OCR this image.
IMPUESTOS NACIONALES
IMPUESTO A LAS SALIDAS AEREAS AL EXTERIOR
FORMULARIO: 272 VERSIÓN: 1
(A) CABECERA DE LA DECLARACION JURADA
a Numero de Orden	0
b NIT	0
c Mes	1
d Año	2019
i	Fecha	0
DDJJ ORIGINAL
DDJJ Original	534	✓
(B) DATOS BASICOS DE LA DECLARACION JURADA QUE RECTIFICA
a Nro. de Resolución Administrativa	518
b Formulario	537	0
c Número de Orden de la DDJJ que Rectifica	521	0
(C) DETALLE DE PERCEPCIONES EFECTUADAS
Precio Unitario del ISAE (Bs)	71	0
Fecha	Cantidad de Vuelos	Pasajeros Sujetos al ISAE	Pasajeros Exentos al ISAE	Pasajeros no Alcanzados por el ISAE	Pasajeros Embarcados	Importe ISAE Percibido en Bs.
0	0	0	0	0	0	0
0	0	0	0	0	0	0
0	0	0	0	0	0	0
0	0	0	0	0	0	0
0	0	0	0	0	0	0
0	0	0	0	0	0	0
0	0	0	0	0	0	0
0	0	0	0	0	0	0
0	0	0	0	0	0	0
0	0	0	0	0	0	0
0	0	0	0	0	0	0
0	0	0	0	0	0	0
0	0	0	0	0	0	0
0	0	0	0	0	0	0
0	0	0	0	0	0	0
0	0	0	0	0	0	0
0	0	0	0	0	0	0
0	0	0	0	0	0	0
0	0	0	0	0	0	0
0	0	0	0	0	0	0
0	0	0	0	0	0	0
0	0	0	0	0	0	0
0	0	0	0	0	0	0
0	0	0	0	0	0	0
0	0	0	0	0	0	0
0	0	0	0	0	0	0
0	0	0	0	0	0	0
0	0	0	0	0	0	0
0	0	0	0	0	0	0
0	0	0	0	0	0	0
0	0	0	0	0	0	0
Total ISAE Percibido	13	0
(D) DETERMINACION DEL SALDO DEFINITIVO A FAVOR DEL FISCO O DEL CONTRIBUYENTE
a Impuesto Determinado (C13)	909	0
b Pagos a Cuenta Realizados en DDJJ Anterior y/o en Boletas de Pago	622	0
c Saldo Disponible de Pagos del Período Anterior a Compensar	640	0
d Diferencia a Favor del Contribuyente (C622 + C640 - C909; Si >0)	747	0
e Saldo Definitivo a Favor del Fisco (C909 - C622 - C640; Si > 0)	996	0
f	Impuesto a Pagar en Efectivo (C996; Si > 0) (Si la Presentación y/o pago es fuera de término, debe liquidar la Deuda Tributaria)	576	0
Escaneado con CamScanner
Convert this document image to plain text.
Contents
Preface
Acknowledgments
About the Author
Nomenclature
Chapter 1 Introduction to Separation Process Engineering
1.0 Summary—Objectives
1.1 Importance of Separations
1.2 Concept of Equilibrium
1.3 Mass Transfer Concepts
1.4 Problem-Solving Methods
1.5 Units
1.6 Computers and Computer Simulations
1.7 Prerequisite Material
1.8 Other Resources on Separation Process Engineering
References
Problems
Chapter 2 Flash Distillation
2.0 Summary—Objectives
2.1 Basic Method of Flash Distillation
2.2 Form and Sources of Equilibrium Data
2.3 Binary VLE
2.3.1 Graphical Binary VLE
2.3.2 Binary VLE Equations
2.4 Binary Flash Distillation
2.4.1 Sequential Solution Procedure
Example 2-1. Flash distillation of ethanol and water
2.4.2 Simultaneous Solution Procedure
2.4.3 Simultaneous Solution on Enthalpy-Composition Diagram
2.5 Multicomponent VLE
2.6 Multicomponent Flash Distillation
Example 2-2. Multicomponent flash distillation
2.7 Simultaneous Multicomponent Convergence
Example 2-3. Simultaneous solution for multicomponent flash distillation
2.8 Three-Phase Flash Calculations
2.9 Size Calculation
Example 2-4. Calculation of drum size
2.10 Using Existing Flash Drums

**The task:** Give back each line above precisely as it stands.

**Written solution:**
OCR this image.
IMPUESTOS NACIONALES
IMPUESTO A LAS SALIDAS AEREAS AL EXTERIOR
FORMULARIO: 272 VERSIÓN: 1
(A) CABECERA DE LA DECLARACION JURADA
a Numero de Orden	0
b NIT	0
c Mes	1
d Año	2019
i	Fecha	0
DDJJ ORIGINAL
DDJJ Original	534	✓
(B) DATOS BASICOS DE LA DECLARACION JURADA QUE RECTIFICA
a Nro. de Resolución Administrativa	518
b Formulario	537	0
c Número de Orden de la DDJJ que Rectifica	521	0
(C) DETALLE DE PERCEPCIONES EFECTUADAS
Precio Unitario del ISAE (Bs)	71	0
Fecha	Cantidad de Vuelos	Pasajeros Sujetos al ISAE	Pasajeros Exentos al ISAE	Pasajeros no Alcanzados por el ISAE	Pasajeros Embarcados	Importe ISAE Percibido en Bs.
0	0	0	0	0	0	0
0	0	0	0	0	0	0
0	0	0	0	0	0	0
0	0	0	0	0	0	0
0	0	0	0	0	0	0
0	0	0	0	0	0	0
0	0	0	0	0	0	0
0	0	0	0	0	0	0
0	0	0	0	0	0	0
0	0	0	0	0	0	0
0	0	0	0	0	0	0
0	0	0	0	0	0	0
0	0	0	0	0	0	0
0	0	0	0	0	0	0
0	0	0	0	0	0	0
0	0	0	0	0	0	0
0	0	0	0	0	0	0
0	0	0	0	0	0	0
0	0	0	0	0	0	0
0	0	0	0	0	0	0
0	0	0	0	0	0	0
0	0	0	0	0	0	0
0	0	0	0	0	0	0
0	0	0	0	0	0	0
0	0	0	0	0	0	0
0	0	0	0	0	0	0
0	0	0	0	0	0	0
0	0	0	0	0	0	0
0	0	0	0	0	0	0
0	0	0	0	0	0	0
0	0	0	0	0	0	0
Total ISAE Percibido	13	0
(D) DETERMINACION DEL SALDO DEFINITIVO A FAVOR DEL FISCO O DEL CONTRIBUYENTE
a Impuesto Determinado (C13)	909	0
b Pagos a Cuenta Realizados en DDJJ Anterior y/o en Boletas de Pago	622	0
c Saldo Disponible de Pagos del Período Anterior a Compensar	640	0
d Diferencia a Favor del Contribuyente (C622 + C640 - C909; Si >0)	747	0
e Saldo Definitivo a Favor del Fisco (C909 - C622 - C640; Si > 0)	996	0
f	Impuesto a Pagar en Efectivo (C996; Si > 0) (Si la Presentación y/o pago es fuera de término, debe liquidar la Deuda Tributaria)	576	0
Escaneado con CamScanner
Convert this document image to plain text.
Contents
Preface
Acknowledgments
About the Author
Nomenclature
Chapter 1 Introduction to Separation Process Engineering
1.0 Summary—Objectives
1.1 Importance of Separations
1.2 Concept of Equilibrium
1.3 Mass Transfer Concepts
1.4 Problem-Solving Methods
1.5 Units
1.6 Computers and Computer Simulations
1.7 Prerequisite Material
1.8 Other Resources on Separation Process Engineering
References
Problems
Chapter 2 Flash Distillation
2.0 Summary—Objectives
2.1 Basic Method of Flash Distillation
2.2 Form and Sources of Equilibrium Data
2.3 Binary VLE
2.3.1 Graphical Binary VLE
2.3.2 Binary VLE Equations
2.4 Binary Flash Distillation
2.4.1 Sequential Solution Procedure
Example 2-1. Flash distillation of ethanol and water
2.4.2 Simultaneous Solution Procedure
2.4.3 Simultaneous Solution on Enthalpy-Composition Diagram
2.5 Multicomponent VLE
2.6 Multicomponent Flash Distillation
Example 2-2. Multicomponent flash distillation
2.7 Simultaneous Multicomponent Convergence
Example 2-3. Simultaneous solution for multicomponent flash distillation
2.8 Three-Phase Flash Calculations
2.9 Size Calculation
Example 2-4. Calculation of drum size
2.10 Using Existing Flash Drums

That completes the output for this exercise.